#### To do
Which lines below hold the word "Paris"? Copy all of them.

#### Supplied data
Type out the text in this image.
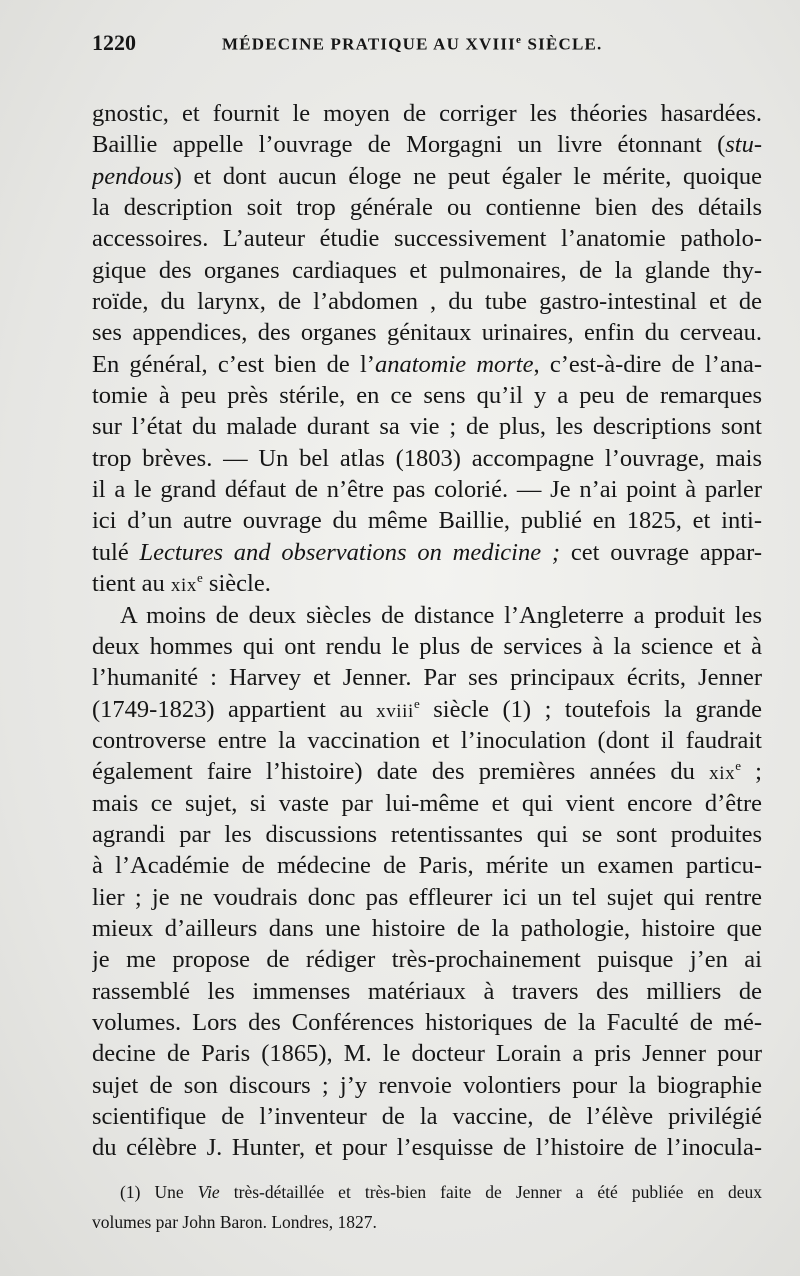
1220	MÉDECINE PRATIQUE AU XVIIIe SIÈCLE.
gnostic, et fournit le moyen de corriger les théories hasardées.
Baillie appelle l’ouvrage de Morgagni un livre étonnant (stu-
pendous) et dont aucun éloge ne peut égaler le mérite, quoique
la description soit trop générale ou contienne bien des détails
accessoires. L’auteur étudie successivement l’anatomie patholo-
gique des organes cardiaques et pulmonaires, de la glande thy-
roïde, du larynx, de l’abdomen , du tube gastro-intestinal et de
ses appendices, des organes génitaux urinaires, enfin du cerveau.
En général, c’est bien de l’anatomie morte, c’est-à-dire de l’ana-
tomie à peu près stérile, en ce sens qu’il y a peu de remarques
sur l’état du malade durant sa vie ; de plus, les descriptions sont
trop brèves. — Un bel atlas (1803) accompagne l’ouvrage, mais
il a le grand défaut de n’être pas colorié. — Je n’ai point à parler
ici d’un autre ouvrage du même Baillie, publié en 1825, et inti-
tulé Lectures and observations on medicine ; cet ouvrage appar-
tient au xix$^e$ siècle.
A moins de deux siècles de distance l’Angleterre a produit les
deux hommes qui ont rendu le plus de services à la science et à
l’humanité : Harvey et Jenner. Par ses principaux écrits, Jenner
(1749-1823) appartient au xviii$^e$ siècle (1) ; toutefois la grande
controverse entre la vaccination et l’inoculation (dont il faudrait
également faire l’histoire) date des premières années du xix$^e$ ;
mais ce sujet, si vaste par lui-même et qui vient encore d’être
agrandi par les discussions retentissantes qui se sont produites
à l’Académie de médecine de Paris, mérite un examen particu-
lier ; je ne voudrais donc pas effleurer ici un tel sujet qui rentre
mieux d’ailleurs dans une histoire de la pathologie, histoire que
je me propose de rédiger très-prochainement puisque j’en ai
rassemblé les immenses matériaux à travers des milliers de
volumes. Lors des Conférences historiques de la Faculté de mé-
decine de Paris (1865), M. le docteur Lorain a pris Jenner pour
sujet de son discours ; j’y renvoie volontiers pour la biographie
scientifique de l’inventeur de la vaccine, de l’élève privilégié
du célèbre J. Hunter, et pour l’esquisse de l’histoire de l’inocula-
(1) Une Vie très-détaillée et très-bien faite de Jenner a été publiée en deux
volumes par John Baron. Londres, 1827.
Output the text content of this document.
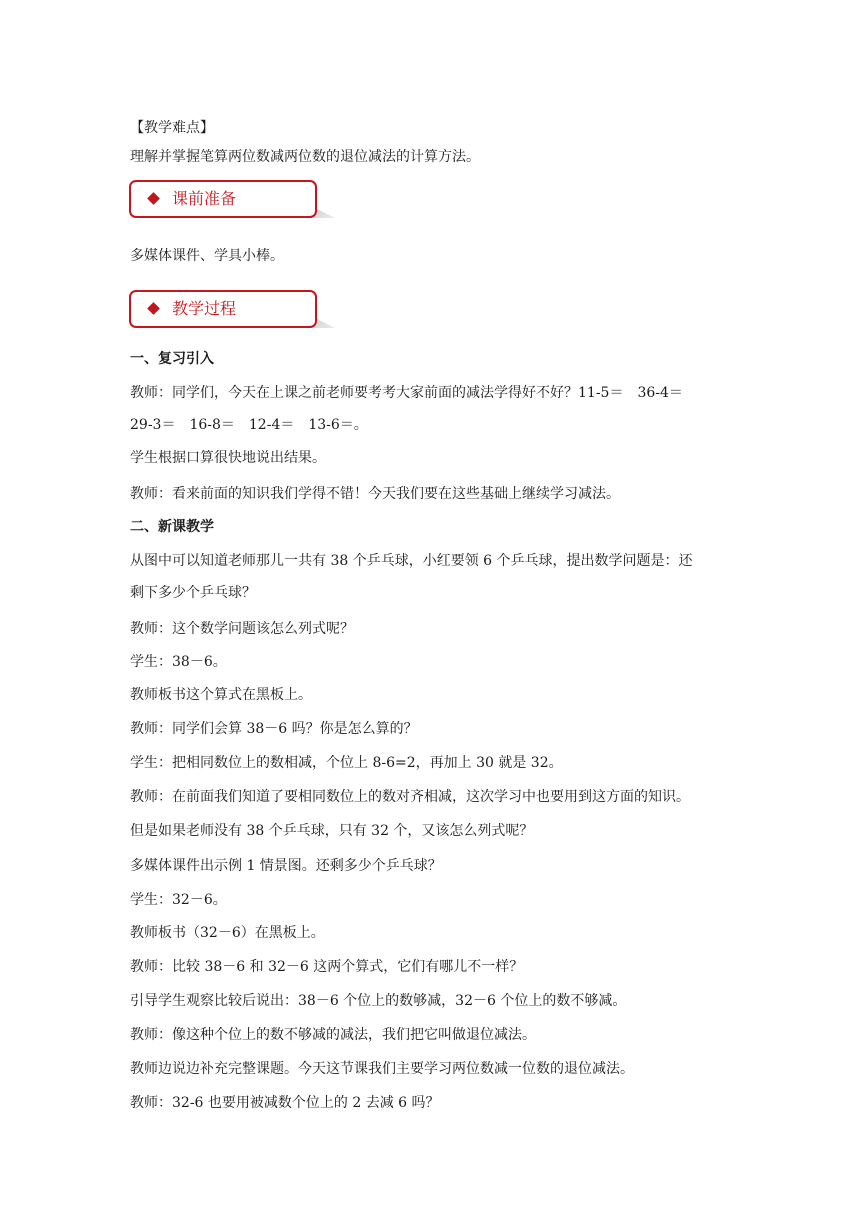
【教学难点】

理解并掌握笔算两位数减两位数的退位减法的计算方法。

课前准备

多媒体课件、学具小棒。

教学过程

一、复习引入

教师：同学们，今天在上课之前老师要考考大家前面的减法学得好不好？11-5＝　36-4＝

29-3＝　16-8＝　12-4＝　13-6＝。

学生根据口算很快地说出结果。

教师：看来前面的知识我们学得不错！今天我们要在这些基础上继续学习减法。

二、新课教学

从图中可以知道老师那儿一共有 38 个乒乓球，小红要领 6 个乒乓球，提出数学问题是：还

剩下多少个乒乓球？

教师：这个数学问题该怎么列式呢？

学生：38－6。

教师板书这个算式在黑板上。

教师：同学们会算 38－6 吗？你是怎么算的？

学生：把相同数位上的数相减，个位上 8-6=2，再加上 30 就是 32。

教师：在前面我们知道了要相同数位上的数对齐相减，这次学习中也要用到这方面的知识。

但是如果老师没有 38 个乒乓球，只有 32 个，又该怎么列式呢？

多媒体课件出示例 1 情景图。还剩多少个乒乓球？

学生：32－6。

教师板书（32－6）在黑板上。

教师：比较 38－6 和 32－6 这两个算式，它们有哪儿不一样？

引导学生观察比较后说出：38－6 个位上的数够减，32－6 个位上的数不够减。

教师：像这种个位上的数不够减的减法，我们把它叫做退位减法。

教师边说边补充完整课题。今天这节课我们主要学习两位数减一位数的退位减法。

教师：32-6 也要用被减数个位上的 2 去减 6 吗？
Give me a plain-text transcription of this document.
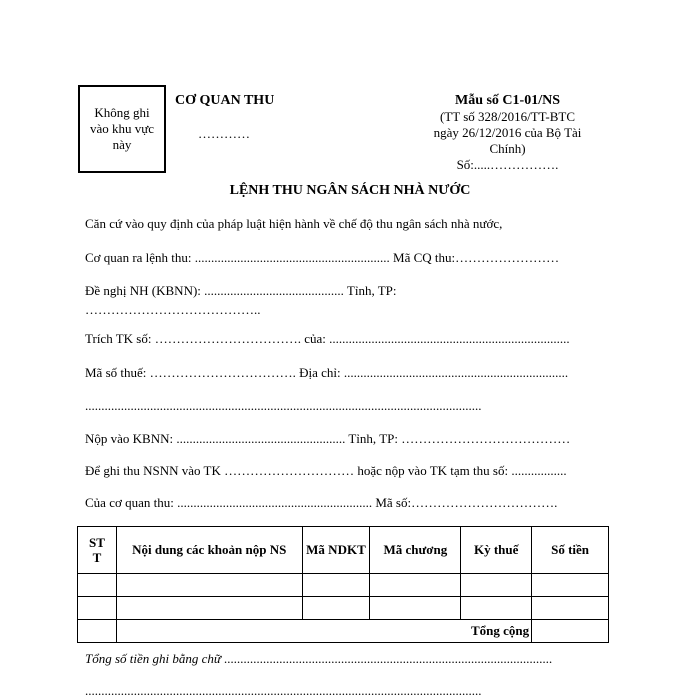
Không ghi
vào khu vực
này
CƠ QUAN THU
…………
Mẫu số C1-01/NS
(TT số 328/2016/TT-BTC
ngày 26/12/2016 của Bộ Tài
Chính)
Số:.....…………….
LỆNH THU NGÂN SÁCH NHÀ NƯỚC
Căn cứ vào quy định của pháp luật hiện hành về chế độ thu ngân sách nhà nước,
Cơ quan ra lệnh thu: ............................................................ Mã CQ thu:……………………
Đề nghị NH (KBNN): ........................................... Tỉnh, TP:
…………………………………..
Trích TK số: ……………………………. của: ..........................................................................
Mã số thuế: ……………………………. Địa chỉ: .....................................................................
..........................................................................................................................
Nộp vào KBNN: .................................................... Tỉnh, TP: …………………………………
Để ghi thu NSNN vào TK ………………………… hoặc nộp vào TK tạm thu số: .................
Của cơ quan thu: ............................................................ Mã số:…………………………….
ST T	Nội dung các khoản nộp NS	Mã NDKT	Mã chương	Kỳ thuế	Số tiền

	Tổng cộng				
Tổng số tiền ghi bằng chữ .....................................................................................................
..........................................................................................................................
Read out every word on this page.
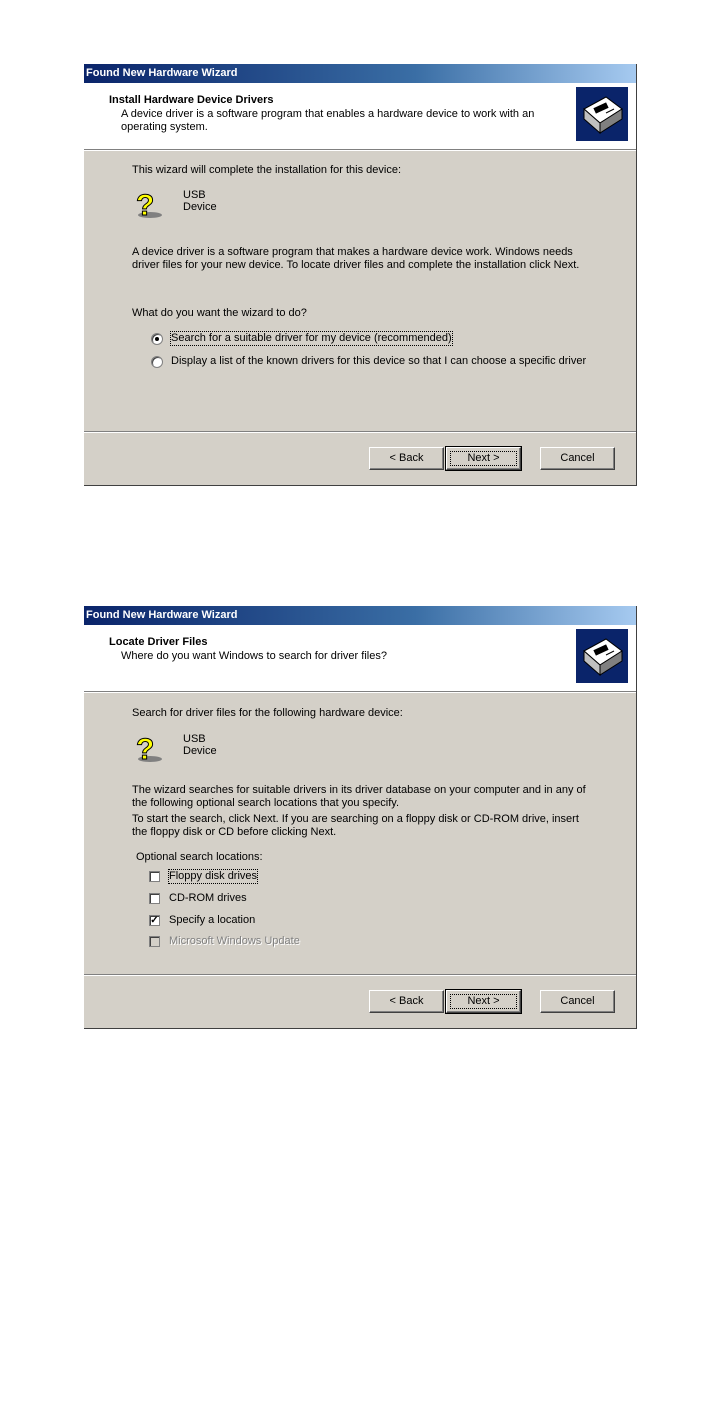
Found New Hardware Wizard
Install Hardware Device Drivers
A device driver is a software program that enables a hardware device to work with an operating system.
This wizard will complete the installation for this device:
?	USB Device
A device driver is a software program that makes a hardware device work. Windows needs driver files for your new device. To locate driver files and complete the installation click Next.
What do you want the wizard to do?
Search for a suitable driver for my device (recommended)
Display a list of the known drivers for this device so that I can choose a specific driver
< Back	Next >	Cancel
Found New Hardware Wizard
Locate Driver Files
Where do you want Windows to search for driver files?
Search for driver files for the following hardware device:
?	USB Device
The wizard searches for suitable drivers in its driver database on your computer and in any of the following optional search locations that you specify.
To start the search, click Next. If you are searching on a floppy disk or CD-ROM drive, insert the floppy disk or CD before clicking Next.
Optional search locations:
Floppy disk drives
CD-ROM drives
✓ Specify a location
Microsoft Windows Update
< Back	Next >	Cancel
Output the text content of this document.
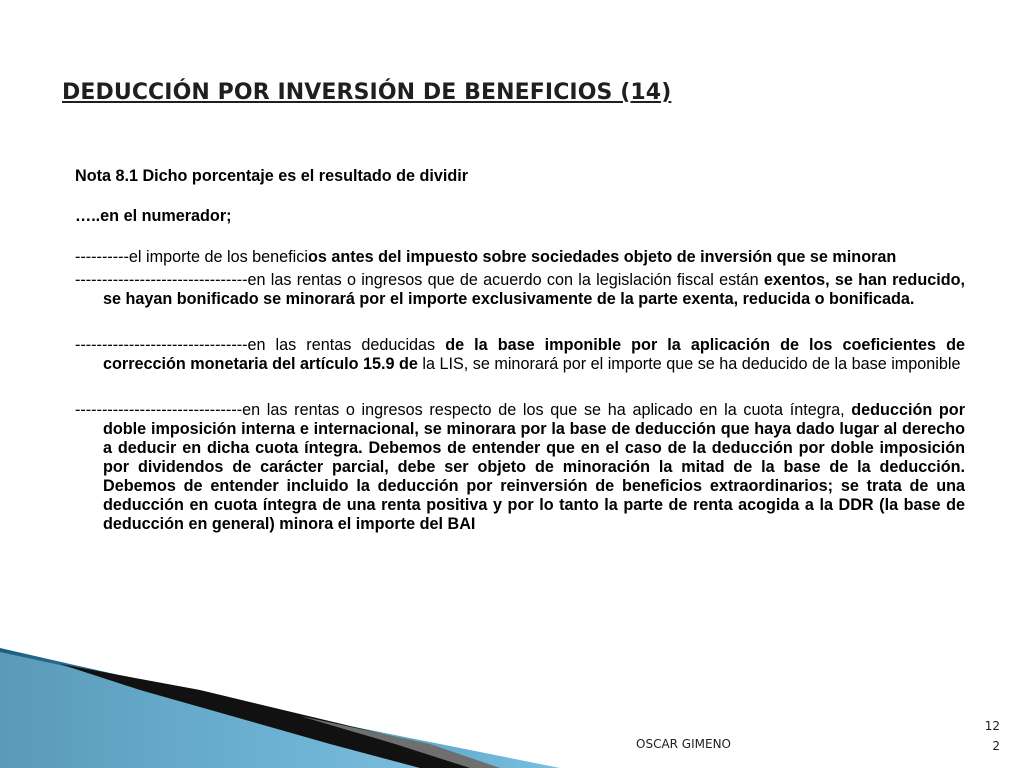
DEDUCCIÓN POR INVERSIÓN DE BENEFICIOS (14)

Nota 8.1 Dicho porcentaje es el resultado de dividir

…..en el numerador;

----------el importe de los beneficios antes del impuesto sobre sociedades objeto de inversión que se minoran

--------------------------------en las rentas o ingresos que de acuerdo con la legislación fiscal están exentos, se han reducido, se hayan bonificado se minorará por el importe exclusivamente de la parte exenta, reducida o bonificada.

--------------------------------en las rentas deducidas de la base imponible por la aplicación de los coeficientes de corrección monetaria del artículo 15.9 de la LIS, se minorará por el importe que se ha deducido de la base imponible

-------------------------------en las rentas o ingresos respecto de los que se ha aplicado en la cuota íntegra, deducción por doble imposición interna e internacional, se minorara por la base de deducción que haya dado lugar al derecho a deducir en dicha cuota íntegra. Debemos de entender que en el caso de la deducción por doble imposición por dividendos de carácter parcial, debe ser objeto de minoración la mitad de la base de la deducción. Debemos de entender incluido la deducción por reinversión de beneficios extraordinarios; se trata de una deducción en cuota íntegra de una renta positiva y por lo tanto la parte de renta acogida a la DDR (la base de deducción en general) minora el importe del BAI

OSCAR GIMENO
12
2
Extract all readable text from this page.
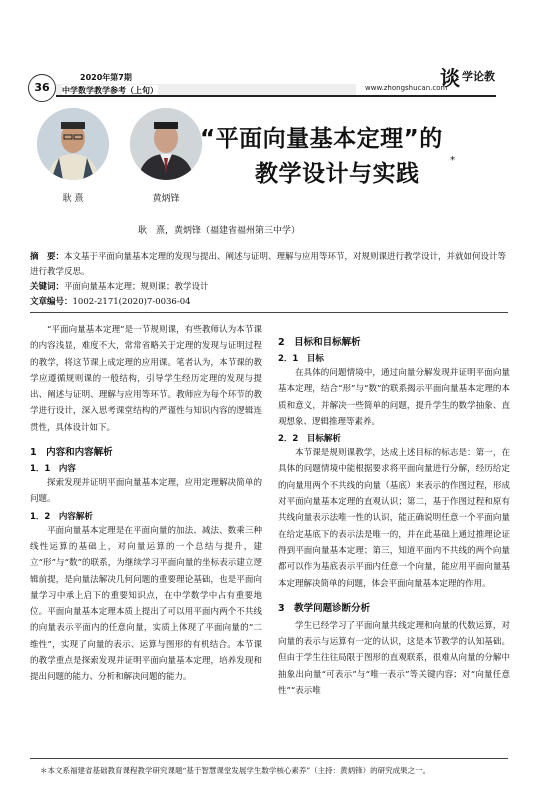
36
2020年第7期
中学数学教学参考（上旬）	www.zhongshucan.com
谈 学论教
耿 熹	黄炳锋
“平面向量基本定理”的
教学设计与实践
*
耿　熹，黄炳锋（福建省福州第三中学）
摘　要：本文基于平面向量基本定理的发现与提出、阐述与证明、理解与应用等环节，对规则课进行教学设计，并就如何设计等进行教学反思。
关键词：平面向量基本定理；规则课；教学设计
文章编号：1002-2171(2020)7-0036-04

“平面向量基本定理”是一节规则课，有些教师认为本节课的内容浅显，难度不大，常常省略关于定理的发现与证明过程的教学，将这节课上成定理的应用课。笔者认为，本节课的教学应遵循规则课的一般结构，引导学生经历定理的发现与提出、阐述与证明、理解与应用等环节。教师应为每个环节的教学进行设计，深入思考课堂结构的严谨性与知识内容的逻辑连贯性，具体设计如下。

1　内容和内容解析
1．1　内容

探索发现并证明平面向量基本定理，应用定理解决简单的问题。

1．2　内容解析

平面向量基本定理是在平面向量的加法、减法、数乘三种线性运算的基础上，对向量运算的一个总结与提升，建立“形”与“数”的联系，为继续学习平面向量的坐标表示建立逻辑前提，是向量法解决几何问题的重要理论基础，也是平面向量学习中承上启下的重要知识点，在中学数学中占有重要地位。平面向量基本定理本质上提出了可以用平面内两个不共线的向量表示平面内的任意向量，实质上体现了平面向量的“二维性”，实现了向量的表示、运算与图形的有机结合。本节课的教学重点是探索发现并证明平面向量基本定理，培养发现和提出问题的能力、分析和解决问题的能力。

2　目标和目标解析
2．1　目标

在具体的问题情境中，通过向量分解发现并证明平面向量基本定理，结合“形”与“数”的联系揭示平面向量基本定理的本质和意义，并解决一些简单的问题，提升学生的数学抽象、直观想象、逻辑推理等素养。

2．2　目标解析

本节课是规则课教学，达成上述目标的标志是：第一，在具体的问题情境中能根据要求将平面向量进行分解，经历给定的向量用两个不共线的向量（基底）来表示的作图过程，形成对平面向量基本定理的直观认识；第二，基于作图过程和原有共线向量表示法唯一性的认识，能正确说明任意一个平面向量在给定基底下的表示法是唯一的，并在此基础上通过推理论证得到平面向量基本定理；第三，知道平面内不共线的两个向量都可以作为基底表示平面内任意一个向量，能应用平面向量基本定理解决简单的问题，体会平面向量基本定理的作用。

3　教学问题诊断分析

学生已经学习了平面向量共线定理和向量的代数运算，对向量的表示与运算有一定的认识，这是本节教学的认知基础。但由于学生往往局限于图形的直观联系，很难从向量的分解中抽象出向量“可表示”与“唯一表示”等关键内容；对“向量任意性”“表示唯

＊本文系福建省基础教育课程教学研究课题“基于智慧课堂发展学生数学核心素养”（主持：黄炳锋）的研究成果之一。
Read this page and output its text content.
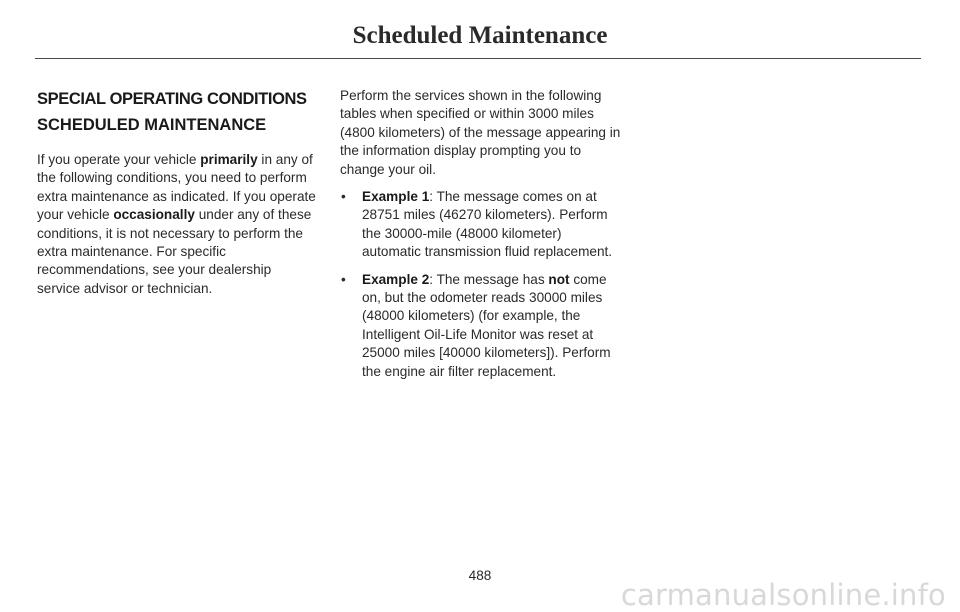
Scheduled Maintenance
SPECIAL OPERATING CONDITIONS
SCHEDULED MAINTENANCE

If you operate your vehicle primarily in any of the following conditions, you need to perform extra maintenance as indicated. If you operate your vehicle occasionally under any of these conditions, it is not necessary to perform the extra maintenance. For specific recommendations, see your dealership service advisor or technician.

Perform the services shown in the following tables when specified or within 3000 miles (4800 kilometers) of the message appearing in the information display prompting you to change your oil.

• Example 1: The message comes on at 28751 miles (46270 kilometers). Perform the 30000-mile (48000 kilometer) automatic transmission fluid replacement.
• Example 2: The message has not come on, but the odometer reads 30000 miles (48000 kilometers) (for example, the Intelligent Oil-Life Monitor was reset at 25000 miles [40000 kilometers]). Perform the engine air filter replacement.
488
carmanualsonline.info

#### Exercise result
à l’Académie de médecine de Paris, mérite un examen particu-
decine de Paris (1865), M. le docteur Lorain a pris Jenner pour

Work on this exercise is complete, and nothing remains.